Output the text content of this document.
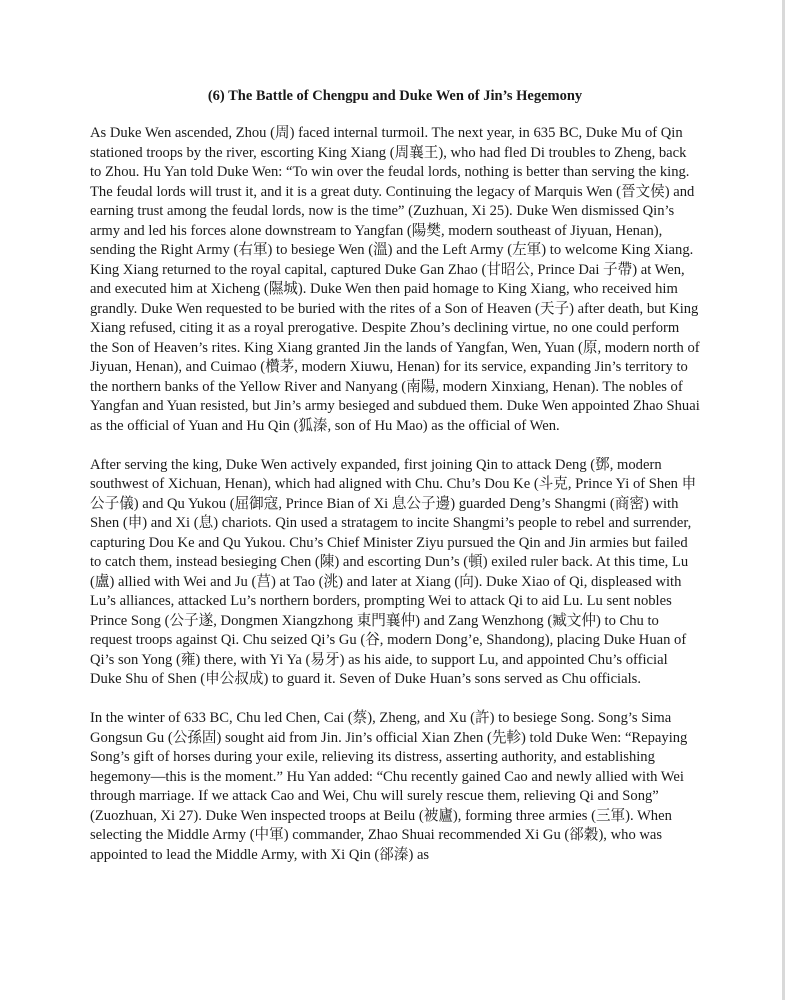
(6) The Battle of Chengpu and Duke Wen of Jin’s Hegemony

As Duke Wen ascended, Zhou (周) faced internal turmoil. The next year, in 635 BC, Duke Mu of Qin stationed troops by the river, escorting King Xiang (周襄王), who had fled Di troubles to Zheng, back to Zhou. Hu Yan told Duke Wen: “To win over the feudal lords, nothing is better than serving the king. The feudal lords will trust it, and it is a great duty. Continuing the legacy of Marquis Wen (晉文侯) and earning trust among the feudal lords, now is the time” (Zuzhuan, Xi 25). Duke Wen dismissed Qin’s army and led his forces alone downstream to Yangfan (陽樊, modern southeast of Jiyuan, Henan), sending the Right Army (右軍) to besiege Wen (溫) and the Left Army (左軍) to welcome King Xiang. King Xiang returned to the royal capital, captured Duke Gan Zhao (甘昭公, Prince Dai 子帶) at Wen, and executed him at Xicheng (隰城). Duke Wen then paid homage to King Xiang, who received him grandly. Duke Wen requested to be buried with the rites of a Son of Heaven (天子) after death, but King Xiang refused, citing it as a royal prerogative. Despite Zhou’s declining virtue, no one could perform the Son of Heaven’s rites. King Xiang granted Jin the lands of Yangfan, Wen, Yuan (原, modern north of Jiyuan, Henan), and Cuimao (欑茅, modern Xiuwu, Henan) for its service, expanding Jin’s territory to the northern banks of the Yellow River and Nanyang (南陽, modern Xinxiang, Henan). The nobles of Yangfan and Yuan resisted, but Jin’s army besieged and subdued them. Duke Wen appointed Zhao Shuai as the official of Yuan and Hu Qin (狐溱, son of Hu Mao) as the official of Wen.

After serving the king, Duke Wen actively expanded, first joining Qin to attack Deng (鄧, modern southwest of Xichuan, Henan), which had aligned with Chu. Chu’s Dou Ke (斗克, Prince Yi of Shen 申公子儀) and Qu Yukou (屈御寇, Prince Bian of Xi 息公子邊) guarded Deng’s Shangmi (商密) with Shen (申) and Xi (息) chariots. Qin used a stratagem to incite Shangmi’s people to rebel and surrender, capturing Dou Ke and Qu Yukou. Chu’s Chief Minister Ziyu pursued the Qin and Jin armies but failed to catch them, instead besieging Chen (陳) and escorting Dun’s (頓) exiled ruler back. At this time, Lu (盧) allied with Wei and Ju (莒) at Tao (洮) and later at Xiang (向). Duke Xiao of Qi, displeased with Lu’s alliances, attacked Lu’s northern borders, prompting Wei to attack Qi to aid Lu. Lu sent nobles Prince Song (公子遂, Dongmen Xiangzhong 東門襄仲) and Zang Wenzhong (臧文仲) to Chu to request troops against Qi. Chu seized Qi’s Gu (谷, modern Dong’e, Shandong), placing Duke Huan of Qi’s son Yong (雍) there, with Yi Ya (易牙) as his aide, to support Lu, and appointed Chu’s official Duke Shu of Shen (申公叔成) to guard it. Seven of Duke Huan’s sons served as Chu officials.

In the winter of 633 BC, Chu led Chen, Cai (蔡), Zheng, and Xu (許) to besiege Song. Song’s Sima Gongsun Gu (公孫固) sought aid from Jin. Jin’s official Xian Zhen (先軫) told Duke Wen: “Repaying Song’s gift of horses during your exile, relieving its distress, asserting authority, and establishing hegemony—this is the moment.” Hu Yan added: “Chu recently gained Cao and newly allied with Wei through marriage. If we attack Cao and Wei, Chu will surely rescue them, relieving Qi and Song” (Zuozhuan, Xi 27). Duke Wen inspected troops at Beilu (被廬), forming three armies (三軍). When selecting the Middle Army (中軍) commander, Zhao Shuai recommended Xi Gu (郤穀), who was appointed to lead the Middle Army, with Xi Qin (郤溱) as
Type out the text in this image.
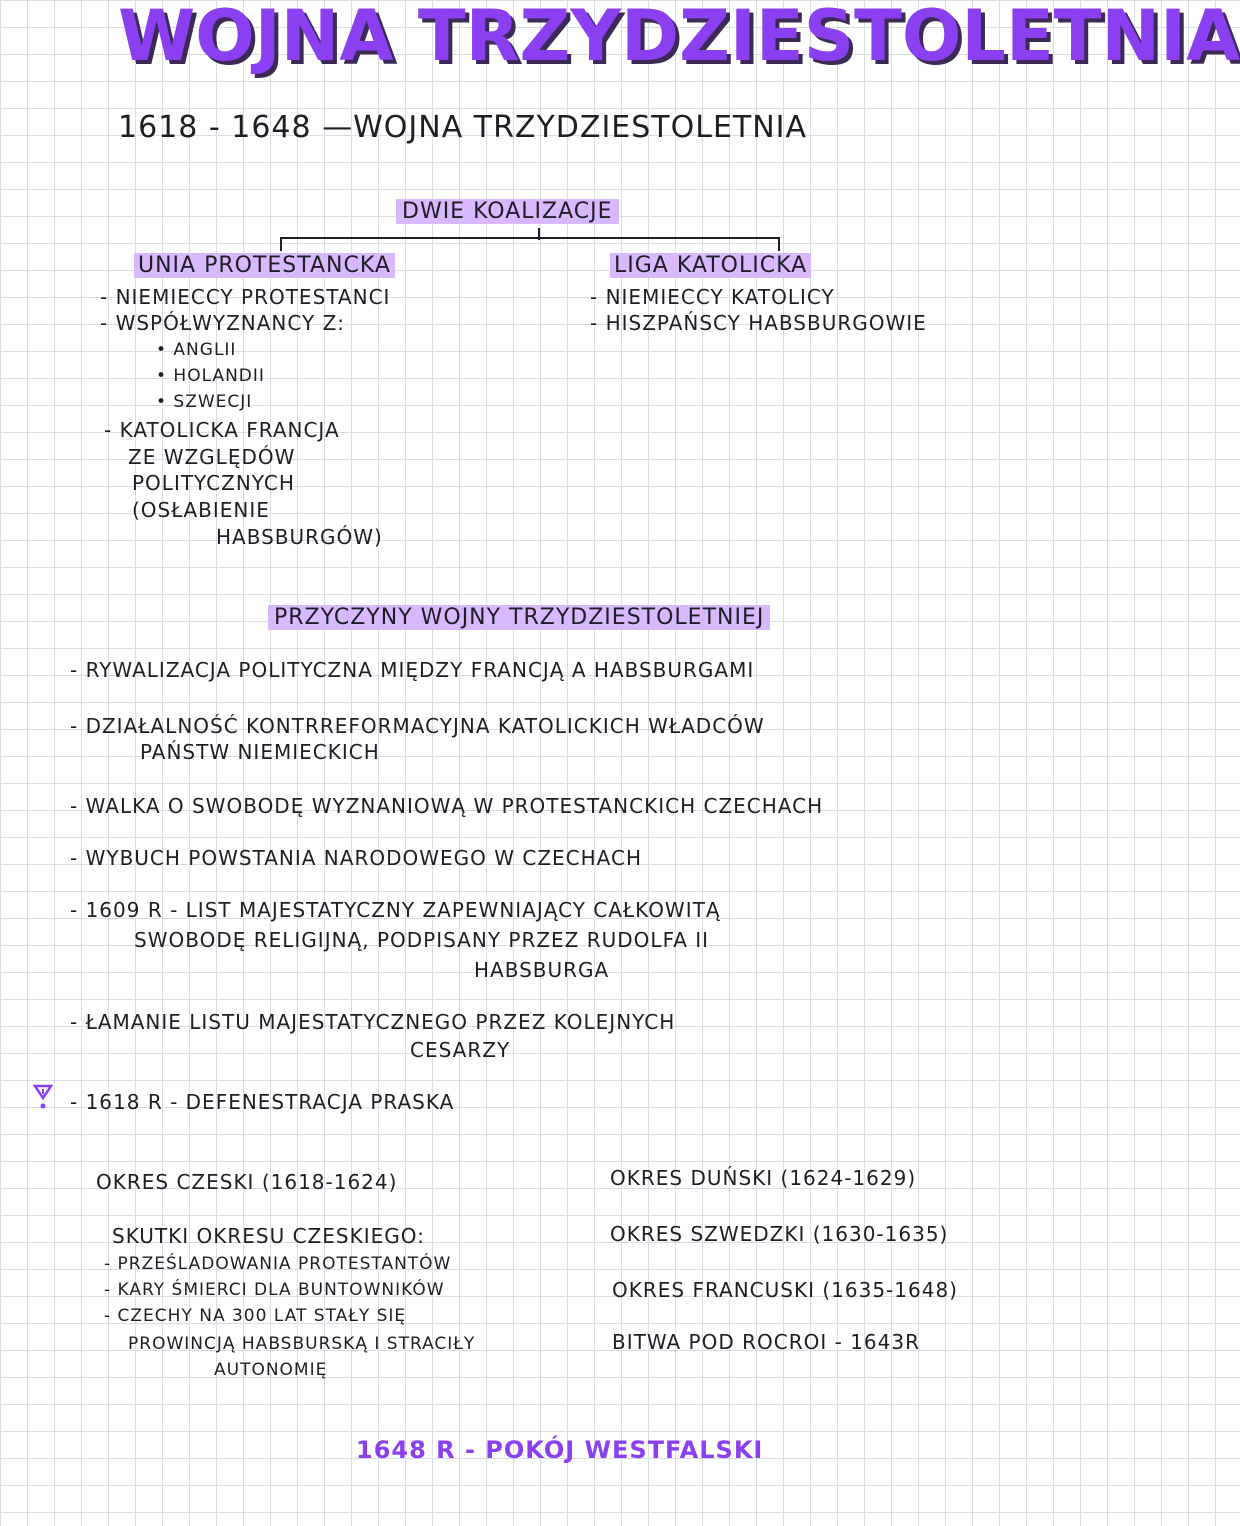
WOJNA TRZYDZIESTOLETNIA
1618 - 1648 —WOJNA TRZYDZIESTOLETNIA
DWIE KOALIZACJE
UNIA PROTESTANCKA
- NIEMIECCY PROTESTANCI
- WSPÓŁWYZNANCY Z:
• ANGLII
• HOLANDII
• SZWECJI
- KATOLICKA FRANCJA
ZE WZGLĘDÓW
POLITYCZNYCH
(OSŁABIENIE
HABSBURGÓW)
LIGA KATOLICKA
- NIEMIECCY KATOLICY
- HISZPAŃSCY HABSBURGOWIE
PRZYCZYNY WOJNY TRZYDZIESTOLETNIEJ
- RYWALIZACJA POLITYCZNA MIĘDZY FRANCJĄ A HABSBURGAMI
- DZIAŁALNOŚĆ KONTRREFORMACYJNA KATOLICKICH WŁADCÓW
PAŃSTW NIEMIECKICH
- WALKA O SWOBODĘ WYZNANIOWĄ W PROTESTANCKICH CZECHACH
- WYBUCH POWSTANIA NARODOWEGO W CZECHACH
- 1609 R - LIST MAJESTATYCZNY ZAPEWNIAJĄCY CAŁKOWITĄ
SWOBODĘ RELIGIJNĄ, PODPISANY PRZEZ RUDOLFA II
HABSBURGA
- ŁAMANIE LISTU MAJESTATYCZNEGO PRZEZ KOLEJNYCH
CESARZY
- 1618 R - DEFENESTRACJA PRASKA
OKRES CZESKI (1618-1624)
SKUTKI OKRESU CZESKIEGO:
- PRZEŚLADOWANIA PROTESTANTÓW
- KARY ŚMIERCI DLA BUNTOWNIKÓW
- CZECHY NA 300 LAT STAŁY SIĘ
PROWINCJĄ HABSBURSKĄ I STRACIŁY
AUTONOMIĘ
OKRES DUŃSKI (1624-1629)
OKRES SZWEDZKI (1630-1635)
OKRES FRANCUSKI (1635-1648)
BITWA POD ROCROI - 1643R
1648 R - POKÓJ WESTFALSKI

[Problem requirements]
From the data above, write out everything exactly except the pictures.

[Result below]
Output the text content of this document.
(6) The Battle of Chengpu and Duke Wen of Jin’s Hegemony

As Duke Wen ascended, Zhou (周) faced internal turmoil. The next year, in 635 BC, Duke Mu of Qin stationed troops by the river, escorting King Xiang (周襄王), who had fled Di troubles to Zheng, back to Zhou. Hu Yan told Duke Wen: “To win over the feudal lords, nothing is better than serving the king. The feudal lords will trust it, and it is a great duty. Continuing the legacy of Marquis Wen (晉文侯) and earning trust among the feudal lords, now is the time” (Zuzhuan, Xi 25). Duke Wen dismissed Qin’s army and led his forces alone downstream to Yangfan (陽樊, modern southeast of Jiyuan, Henan), sending the Right Army (右軍) to besiege Wen (溫) and the Left Army (左軍) to welcome King Xiang. King Xiang returned to the royal capital, captured Duke Gan Zhao (甘昭公, Prince Dai 子帶) at Wen, and executed him at Xicheng (隰城). Duke Wen then paid homage to King Xiang, who received him grandly. Duke Wen requested to be buried with the rites of a Son of Heaven (天子) after death, but King Xiang refused, citing it as a royal prerogative. Despite Zhou’s declining virtue, no one could perform the Son of Heaven’s rites. King Xiang granted Jin the lands of Yangfan, Wen, Yuan (原, modern north of Jiyuan, Henan), and Cuimao (欑茅, modern Xiuwu, Henan) for its service, expanding Jin’s territory to the northern banks of the Yellow River and Nanyang (南陽, modern Xinxiang, Henan). The nobles of Yangfan and Yuan resisted, but Jin’s army besieged and subdued them. Duke Wen appointed Zhao Shuai as the official of Yuan and Hu Qin (狐溱, son of Hu Mao) as the official of Wen.

After serving the king, Duke Wen actively expanded, first joining Qin to attack Deng (鄧, modern southwest of Xichuan, Henan), which had aligned with Chu. Chu’s Dou Ke (斗克, Prince Yi of Shen 申公子儀) and Qu Yukou (屈御寇, Prince Bian of Xi 息公子邊) guarded Deng’s Shangmi (商密) with Shen (申) and Xi (息) chariots. Qin used a stratagem to incite Shangmi’s people to rebel and surrender, capturing Dou Ke and Qu Yukou. Chu’s Chief Minister Ziyu pursued the Qin and Jin armies but failed to catch them, instead besieging Chen (陳) and escorting Dun’s (頓) exiled ruler back. At this time, Lu (盧) allied with Wei and Ju (莒) at Tao (洮) and later at Xiang (向). Duke Xiao of Qi, displeased with Lu’s alliances, attacked Lu’s northern borders, prompting Wei to attack Qi to aid Lu. Lu sent nobles Prince Song (公子遂, Dongmen Xiangzhong 東門襄仲) and Zang Wenzhong (臧文仲) to Chu to request troops against Qi. Chu seized Qi’s Gu (谷, modern Dong’e, Shandong), placing Duke Huan of Qi’s son Yong (雍) there, with Yi Ya (易牙) as his aide, to support Lu, and appointed Chu’s official Duke Shu of Shen (申公叔成) to guard it. Seven of Duke Huan’s sons served as Chu officials.

In the winter of 633 BC, Chu led Chen, Cai (蔡), Zheng, and Xu (許) to besiege Song. Song’s Sima Gongsun Gu (公孫固) sought aid from Jin. Jin’s official Xian Zhen (先軫) told Duke Wen: “Repaying Song’s gift of horses during your exile, relieving its distress, asserting authority, and establishing hegemony—this is the moment.” Hu Yan added: “Chu recently gained Cao and newly allied with Wei through marriage. If we attack Cao and Wei, Chu will surely rescue them, relieving Qi and Song” (Zuozhuan, Xi 27). Duke Wen inspected troops at Beilu (被廬), forming three armies (三軍). When selecting the Middle Army (中軍) commander, Zhao Shuai recommended Xi Gu (郤穀), who was appointed to lead the Middle Army, with Xi Qin (郤溱) as
Type out the text in this image.
WOJNA TRZYDZIESTOLETNIA
1618 - 1648 —WOJNA TRZYDZIESTOLETNIA
DWIE KOALIZACJE
UNIA PROTESTANCKA
- NIEMIECCY PROTESTANCI
- WSPÓŁWYZNANCY Z:
• ANGLII
• HOLANDII
• SZWECJI
- KATOLICKA FRANCJA
ZE WZGLĘDÓW
POLITYCZNYCH
(OSŁABIENIE
HABSBURGÓW)
LIGA KATOLICKA
- NIEMIECCY KATOLICY
- HISZPAŃSCY HABSBURGOWIE
PRZYCZYNY WOJNY TRZYDZIESTOLETNIEJ
- RYWALIZACJA POLITYCZNA MIĘDZY FRANCJĄ A HABSBURGAMI
- DZIAŁALNOŚĆ KONTRREFORMACYJNA KATOLICKICH WŁADCÓW
PAŃSTW NIEMIECKICH
- WALKA O SWOBODĘ WYZNANIOWĄ W PROTESTANCKICH CZECHACH
- WYBUCH POWSTANIA NARODOWEGO W CZECHACH
- 1609 R - LIST MAJESTATYCZNY ZAPEWNIAJĄCY CAŁKOWITĄ
SWOBODĘ RELIGIJNĄ, PODPISANY PRZEZ RUDOLFA II
HABSBURGA
- ŁAMANIE LISTU MAJESTATYCZNEGO PRZEZ KOLEJNYCH
CESARZY
- 1618 R - DEFENESTRACJA PRASKA
OKRES CZESKI (1618-1624)
SKUTKI OKRESU CZESKIEGO:
- PRZEŚLADOWANIA PROTESTANTÓW
- KARY ŚMIERCI DLA BUNTOWNIKÓW
- CZECHY NA 300 LAT STAŁY SIĘ
PROWINCJĄ HABSBURSKĄ I STRACIŁY
AUTONOMIĘ
OKRES DUŃSKI (1624-1629)
OKRES SZWEDZKI (1630-1635)
OKRES FRANCUSKI (1635-1648)
BITWA POD ROCROI - 1643R
1648 R - POKÓJ WESTFALSKI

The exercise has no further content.